_SET PROBLEM 1_. Convert everything in the rows below, from the first row down to the one containing "nav-item-home[interactable]: Home [20, 57, 88, 95]", into a Markdown table with the columns No. and Line, skipping any blank lines.

_TEXT TO READ_.

A Philly Wedding

Back in late June, DH and I traveled east to attend a wedding in Philadelphia, and EH spent his first overnight with his Grandpa and Grandie.  It was a rare full night of being baby-free and although I missed the little guy,  I have to admit it was nice.

We checked into our hotel - the Villanova Conference Center - which was in a simply gorgeous area, and had a little over an hour to spare so we took a quick walk around the grounds, and checked out the fountain that our room overlooked.

Before we knew it, it was time to head to the wedding though, so we jumped in the car and drove to an amazingly beautiful college campus where the bride worked.  Can you imagine getting married on a campus that looked like this? 

And obviously the weather was beautiful that day as well, which was helpful since it was an outdoor ceremony.  They were kind enough to set up the seating in the shade, since it was hella hot that day.

_RECORDS FOR THIS EXERCISE_.
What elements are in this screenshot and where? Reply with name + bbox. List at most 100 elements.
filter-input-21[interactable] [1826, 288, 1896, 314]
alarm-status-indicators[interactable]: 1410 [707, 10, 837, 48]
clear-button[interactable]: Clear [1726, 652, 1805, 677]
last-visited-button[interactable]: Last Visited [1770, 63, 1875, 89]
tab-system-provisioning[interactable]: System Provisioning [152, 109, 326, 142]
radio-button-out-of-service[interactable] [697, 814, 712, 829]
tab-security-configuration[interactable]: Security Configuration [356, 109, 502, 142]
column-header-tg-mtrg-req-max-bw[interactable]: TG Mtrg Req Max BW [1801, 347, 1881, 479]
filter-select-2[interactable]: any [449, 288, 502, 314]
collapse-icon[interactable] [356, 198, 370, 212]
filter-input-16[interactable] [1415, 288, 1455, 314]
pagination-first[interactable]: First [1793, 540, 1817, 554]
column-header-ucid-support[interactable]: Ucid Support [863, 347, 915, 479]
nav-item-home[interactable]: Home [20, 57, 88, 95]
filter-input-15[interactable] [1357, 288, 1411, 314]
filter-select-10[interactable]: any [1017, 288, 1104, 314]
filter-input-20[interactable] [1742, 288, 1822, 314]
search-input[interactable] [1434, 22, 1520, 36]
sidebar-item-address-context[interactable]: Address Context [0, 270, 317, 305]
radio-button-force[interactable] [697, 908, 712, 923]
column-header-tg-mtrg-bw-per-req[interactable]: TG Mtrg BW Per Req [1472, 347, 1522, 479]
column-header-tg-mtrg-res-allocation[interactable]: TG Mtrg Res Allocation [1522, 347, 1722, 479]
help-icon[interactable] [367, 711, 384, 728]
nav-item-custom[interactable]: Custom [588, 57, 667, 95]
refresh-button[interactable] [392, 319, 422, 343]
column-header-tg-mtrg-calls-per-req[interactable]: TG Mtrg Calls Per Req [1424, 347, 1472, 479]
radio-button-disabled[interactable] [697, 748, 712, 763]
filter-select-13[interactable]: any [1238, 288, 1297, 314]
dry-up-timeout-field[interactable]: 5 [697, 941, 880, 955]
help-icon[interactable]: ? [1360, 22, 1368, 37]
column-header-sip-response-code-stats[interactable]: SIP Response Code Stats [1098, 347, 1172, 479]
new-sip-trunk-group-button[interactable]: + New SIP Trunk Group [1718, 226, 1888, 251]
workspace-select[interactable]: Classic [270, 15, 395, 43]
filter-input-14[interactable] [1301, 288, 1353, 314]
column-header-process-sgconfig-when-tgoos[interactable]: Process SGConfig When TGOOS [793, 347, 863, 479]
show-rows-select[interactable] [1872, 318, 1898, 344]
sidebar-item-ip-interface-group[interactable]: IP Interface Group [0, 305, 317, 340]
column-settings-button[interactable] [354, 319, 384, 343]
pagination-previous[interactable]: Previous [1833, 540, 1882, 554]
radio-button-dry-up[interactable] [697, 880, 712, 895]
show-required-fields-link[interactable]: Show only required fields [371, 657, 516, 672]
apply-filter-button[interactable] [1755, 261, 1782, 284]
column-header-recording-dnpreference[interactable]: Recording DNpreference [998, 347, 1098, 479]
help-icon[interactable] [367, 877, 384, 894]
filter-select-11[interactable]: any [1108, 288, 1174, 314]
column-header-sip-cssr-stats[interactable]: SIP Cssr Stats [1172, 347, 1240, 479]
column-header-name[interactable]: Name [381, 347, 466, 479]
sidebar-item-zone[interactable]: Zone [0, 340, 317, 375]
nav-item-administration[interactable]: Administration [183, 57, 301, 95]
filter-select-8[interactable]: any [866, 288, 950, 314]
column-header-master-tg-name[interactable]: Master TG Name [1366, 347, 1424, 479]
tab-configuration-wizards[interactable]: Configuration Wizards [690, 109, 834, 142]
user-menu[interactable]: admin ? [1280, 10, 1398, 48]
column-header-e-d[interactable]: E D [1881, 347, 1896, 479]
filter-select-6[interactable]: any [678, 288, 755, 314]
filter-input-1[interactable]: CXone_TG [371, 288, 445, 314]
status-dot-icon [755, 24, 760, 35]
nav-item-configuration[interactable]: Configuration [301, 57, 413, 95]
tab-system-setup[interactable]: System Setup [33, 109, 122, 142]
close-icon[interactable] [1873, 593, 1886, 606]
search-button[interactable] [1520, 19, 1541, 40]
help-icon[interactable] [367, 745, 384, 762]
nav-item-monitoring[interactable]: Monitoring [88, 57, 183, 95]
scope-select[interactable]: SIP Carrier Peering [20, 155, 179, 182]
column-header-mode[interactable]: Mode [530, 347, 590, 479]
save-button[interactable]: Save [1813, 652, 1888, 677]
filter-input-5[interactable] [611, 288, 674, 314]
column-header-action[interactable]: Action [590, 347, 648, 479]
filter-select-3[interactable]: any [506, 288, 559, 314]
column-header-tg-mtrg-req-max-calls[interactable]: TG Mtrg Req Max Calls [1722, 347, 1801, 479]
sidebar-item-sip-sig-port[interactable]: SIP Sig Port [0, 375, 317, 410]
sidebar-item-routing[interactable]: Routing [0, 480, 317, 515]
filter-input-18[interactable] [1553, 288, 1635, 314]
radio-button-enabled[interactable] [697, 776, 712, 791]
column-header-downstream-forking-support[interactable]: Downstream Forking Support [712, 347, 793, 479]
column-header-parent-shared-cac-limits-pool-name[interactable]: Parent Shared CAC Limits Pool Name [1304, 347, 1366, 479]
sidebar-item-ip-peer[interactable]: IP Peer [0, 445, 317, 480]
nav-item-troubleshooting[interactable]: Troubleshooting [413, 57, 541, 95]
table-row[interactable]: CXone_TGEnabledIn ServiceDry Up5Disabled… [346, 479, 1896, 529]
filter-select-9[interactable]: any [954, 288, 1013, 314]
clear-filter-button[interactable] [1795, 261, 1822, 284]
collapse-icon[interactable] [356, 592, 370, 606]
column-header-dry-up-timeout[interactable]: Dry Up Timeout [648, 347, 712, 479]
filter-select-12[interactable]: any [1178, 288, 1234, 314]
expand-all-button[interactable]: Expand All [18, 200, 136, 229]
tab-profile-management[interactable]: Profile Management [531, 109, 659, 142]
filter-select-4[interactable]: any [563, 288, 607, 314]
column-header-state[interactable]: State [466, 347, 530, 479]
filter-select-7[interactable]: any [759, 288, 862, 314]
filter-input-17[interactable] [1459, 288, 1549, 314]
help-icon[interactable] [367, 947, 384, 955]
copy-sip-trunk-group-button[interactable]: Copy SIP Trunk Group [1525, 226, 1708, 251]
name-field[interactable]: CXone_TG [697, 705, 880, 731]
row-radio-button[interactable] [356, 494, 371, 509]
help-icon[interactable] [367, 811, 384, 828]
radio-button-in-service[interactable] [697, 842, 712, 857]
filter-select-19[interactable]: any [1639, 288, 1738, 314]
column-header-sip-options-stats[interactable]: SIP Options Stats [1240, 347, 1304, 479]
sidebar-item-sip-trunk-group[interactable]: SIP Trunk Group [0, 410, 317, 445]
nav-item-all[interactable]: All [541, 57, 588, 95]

_SET PROBLEM 2_. Transcribe the Philadelphia wedding post above in full, word for word.

_WRITTEN SOLUTION 1_.
| No. | Line |
|---|---|
| 1 | What elements are in this screenshot and where? Reply with name + bbox. List at most 100 elements. |
| 2 | filter-input-21[interactable] [1826, 288, 1896, 314] |
| 3 | alarm-status-indicators[interactable]: 1410 [707, 10, 837, 48] |
| 4 | clear-button[interactable]: Clear [1726, 652, 1805, 677] |
| 5 | last-visited-button[interactable]: Last Visited [1770, 63, 1875, 89] |
| 6 | tab-system-provisioning[interactable]: System Provisioning [152, 109, 326, 142] |
| 7 | radio-button-out-of-service[interactable] [697, 814, 712, 829] |
| 8 | tab-security-configuration[interactable]: Security Configuration [356, 109, 502, 142] |
| 9 | column-header-tg-mtrg-req-max-bw[interactable]: TG Mtrg Req Max BW [1801, 347, 1881, 479] |
| 10 | filter-select-2[interactable]: any [449, 288, 502, 314] |
| 11 | collapse-icon[interactable] [356, 198, 370, 212] |
| 12 | filter-input-16[interactable] [1415, 288, 1455, 314] |
| 13 | pagination-first[interactable]: First [1793, 540, 1817, 554] |
| 14 | column-header-ucid-support[interactable]: Ucid Support [863, 347, 915, 479] |
| 15 | nav-item-home[interactable]: Home [20, 57, 88, 95] |

_WRITTEN SOLUTION 2_.
A Philly Wedding

Back in late June, DH and I traveled east to attend a wedding in Philadelphia, and EH spent his first overnight with his Grandpa and Grandie.  It was a rare full night of being baby-free and although I missed the little guy,  I have to admit it was nice.

We checked into our hotel - the Villanova Conference Center - which was in a simply gorgeous area, and had a little over an hour to spare so we took a quick walk around the grounds, and checked out the fountain that our room overlooked.

Before we knew it, it was time to head to the wedding though, so we jumped in the car and drove to an amazingly beautiful college campus where the bride worked.  Can you imagine getting married on a campus that looked like this? 

And obviously the weather was beautiful that day as well, which was helpful since it was an outdoor ceremony.  They were kind enough to set up the seating in the shade, since it was hella hot that day.